╭─ EXTRACT

In Employers Liability Asssurance Corporation v. Aresty, supra, the court pointed out that 'refund or adjustment of premium was possible under the express terms of the policy.' See Aetna Life Ins. Co. v. Dunken, 266 U.S. 389, 45 S.Ct. 129, 69 L.Ed. 342, where the court, in recognizing that this type of question 'is a matter not always free from difficulty,' noted that the provisions in the first policy provided for the subsequent change

'The terms of the new policy were fixed when the original policy was made. * * * It was issued not as the result of any new negotiation or agreement but in discharge of pre-existing obligations. It merely fulfilled promises then outstanding; and did not arise from new or additional promises. The result in legal contemplation was not a novation but the consummation of an alternative specifically accorded by, and enforceable in virtue of, the original contract. If the insurance company had refused to issue the second policy upon demand, the insured could have compelled it by a suit in equity for specific performance.' 266 U.S. at 399, 45 S.Ct. at 133.

╰─

**WHAT YOU SHOULD DO:** Continue the court opinion on insurance policy terms, starting right after the quoted passage from the Dunken case and its citation.

╭─ DATA EXTRACT

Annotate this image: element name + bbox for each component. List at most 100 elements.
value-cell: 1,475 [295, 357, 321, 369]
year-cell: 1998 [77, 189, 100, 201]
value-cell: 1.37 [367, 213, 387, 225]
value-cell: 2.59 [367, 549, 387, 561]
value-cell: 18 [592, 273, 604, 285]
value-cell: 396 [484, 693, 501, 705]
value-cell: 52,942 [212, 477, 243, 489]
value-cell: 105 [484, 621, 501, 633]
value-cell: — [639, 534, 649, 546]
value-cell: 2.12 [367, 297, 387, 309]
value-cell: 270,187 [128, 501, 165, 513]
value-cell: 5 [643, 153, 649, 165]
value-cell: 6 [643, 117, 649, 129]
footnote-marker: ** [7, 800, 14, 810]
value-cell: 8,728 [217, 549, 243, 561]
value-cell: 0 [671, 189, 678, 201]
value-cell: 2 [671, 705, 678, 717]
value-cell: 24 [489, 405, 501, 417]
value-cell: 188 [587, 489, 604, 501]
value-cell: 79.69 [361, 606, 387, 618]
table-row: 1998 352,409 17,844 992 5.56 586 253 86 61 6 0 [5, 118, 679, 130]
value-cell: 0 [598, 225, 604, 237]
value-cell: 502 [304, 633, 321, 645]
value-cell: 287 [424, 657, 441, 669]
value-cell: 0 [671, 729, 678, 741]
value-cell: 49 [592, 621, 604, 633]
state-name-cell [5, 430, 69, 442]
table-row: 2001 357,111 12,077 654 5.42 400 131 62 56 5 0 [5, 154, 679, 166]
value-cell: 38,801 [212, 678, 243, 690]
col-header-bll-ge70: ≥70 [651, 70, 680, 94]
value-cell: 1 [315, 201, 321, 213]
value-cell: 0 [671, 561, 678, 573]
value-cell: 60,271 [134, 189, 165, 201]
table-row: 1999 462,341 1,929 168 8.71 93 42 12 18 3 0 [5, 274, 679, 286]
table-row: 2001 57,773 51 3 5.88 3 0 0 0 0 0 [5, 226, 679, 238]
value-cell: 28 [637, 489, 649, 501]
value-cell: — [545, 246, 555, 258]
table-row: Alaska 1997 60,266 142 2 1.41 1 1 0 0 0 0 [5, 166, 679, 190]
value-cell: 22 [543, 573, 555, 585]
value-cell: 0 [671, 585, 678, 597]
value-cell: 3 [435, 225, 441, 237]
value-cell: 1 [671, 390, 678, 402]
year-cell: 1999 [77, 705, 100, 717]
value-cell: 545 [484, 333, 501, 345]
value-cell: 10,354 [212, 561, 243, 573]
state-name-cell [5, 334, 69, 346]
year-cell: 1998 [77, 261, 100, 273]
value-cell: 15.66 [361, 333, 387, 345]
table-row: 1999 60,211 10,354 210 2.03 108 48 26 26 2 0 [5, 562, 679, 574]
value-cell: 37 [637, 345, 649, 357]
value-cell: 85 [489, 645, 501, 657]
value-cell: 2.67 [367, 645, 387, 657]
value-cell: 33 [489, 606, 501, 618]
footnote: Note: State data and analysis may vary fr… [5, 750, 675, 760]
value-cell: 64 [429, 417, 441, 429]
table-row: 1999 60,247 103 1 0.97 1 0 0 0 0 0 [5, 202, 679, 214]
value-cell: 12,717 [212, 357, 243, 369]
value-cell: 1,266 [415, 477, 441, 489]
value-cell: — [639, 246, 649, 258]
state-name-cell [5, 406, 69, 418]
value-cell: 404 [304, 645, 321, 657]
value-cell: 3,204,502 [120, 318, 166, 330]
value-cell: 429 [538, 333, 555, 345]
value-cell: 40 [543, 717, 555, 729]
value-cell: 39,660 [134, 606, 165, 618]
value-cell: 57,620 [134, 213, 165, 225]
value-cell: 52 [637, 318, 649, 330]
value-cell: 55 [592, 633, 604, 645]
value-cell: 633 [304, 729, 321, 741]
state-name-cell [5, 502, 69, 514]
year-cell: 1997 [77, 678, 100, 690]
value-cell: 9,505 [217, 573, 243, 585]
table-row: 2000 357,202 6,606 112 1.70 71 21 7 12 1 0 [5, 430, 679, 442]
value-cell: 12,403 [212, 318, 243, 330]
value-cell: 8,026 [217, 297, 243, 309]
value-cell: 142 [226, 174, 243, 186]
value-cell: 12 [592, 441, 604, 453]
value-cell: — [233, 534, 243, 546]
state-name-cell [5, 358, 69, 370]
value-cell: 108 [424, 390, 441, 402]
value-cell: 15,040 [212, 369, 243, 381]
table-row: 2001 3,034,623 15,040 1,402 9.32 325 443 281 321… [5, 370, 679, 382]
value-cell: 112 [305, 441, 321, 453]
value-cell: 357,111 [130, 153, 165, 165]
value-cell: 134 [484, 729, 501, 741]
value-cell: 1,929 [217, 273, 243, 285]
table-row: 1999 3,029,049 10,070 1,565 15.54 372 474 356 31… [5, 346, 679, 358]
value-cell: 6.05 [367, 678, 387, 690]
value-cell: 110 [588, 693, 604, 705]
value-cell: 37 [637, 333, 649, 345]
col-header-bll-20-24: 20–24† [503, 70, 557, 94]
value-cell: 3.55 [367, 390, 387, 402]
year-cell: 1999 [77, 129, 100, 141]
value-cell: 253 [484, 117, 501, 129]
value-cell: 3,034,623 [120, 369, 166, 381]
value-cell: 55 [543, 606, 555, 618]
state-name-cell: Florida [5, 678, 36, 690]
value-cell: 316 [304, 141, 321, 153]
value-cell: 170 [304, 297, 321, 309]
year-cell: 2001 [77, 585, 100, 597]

╰─

**ANSWER TO THE EXERCISE:**
In Wastun v. Lincoln National Life Ins. Co., 12 F.2d 422, 8 Cir., it was held that a policy for reinstatement should be considered an Indiana contract even though the original policy provided that it could be reinstated if it lapsed but arrearages in premiums must be paid and evidence of insurability satisfactory to the insurer must be provided. The effect was to consider the reinstated policy a new contract. To the same effect see Inter-Southern Life Ins. Co. v. Kleber, 8 Cir., 50 F.2d 154. See also Anno. 3 A.L.R.3rd 646.


A novation can exist according to South Dakota law: 'By the substitution of a new obligation between the same parties, with intent to extinguish the old obligation.' S.D.C. 47.0238. The intent may be inferred from the circumstances. Hyde v. Hyde, 78 S.D. 176, 99 N.W.2d 788. See also City Nat'l Bank of Huron, S.D. v. Fuller, 8 Cir., 52 F.2d 870, 79 A.L.R. 71. See also Williston on Contracts, Vol. 6, 1865 (Revised ed. 1938)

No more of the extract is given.